TASK MATERIAL ::
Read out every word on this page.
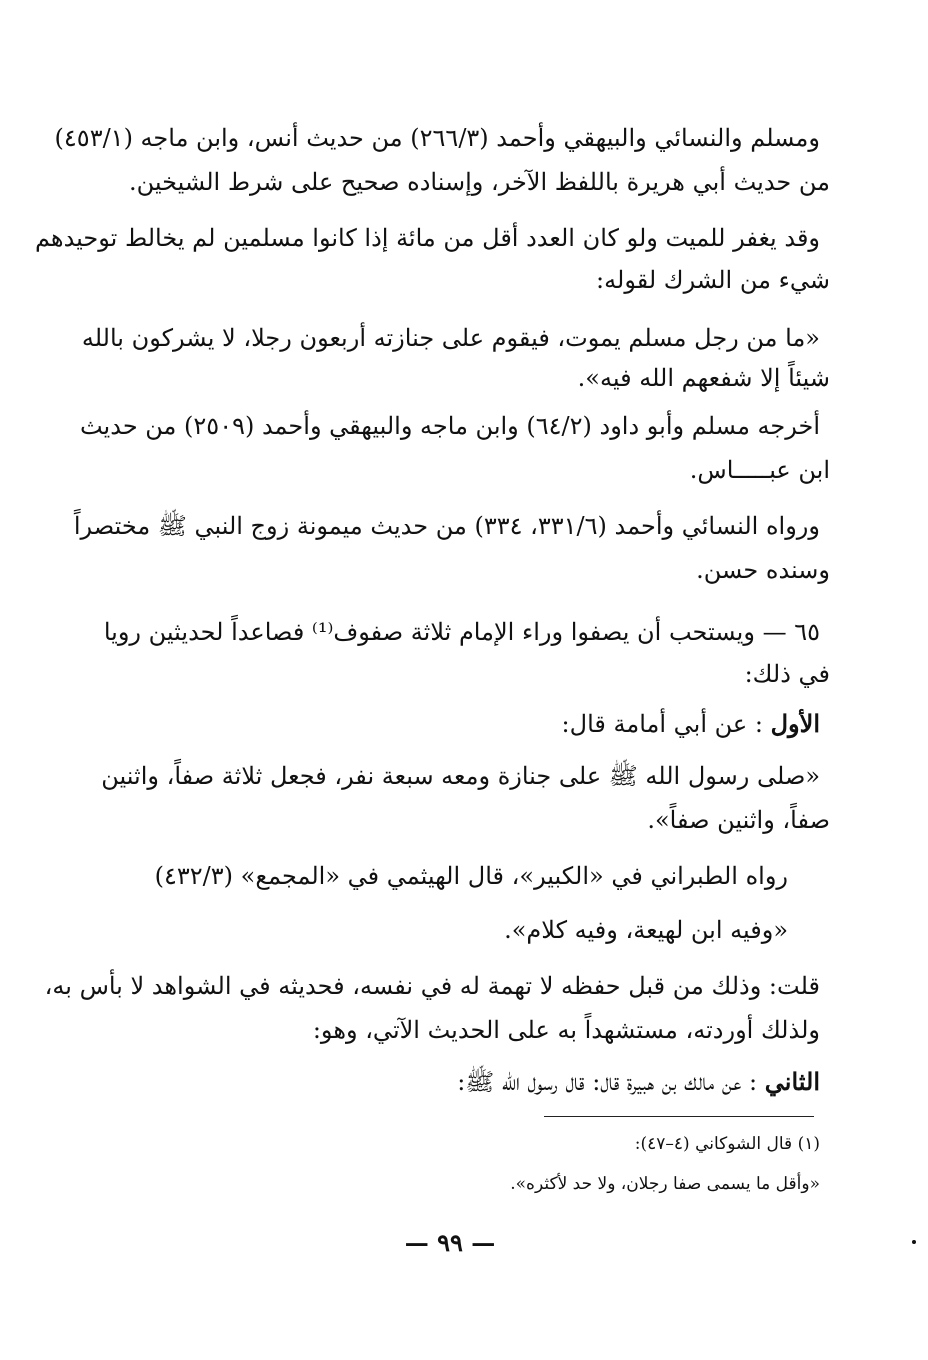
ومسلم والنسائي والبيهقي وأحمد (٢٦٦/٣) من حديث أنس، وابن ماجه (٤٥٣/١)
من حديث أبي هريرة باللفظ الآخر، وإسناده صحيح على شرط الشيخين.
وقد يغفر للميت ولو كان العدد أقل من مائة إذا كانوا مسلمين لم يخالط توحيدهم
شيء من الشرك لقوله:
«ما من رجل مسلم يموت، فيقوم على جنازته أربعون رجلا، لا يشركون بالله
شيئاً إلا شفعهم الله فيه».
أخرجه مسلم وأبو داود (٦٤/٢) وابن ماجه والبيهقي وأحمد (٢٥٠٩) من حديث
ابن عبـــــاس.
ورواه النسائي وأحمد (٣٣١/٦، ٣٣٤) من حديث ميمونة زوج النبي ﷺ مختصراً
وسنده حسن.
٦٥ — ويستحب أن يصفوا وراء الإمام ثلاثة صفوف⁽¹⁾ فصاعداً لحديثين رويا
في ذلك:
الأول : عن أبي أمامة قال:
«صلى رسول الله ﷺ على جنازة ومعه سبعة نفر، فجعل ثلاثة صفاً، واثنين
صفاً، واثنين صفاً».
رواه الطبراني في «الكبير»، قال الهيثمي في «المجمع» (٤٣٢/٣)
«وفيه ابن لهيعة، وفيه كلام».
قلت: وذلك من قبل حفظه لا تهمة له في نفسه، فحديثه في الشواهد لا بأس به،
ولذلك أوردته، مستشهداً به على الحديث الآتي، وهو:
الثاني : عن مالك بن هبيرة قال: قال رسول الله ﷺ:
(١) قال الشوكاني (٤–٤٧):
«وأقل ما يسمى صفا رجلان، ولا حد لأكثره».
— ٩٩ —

JOB ::
Repeat verbatim all the material, but not the pictures.

THE RESPONSE ::
Read out every word on this page.
ومسلم والنسائي والبيهقي وأحمد (٢٦٦/٣) من حديث أنس، وابن ماجه (٤٥٣/١)
من حديث أبي هريرة باللفظ الآخر، وإسناده صحيح على شرط الشيخين.
وقد يغفر للميت ولو كان العدد أقل من مائة إذا كانوا مسلمين لم يخالط توحيدهم
شيء من الشرك لقوله:
«ما من رجل مسلم يموت، فيقوم على جنازته أربعون رجلا، لا يشركون بالله
شيئاً إلا شفعهم الله فيه».
أخرجه مسلم وأبو داود (٦٤/٢) وابن ماجه والبيهقي وأحمد (٢٥٠٩) من حديث
ابن عبـــــاس.
ورواه النسائي وأحمد (٣٣١/٦، ٣٣٤) من حديث ميمونة زوج النبي ﷺ مختصراً
وسنده حسن.
٦٥ — ويستحب أن يصفوا وراء الإمام ثلاثة صفوف⁽¹⁾ فصاعداً لحديثين رويا
في ذلك:
الأول : عن أبي أمامة قال:
«صلى رسول الله ﷺ على جنازة ومعه سبعة نفر، فجعل ثلاثة صفاً، واثنين
صفاً، واثنين صفاً».
رواه الطبراني في «الكبير»، قال الهيثمي في «المجمع» (٤٣٢/٣)
«وفيه ابن لهيعة، وفيه كلام».
قلت: وذلك من قبل حفظه لا تهمة له في نفسه، فحديثه في الشواهد لا بأس به،
ولذلك أوردته، مستشهداً به على الحديث الآتي، وهو:
الثاني : عن مالك بن هبيرة قال: قال رسول الله ﷺ:
(١) قال الشوكاني (٤–٤٧):
«وأقل ما يسمى صفا رجلان، ولا حد لأكثره».
— ٩٩ —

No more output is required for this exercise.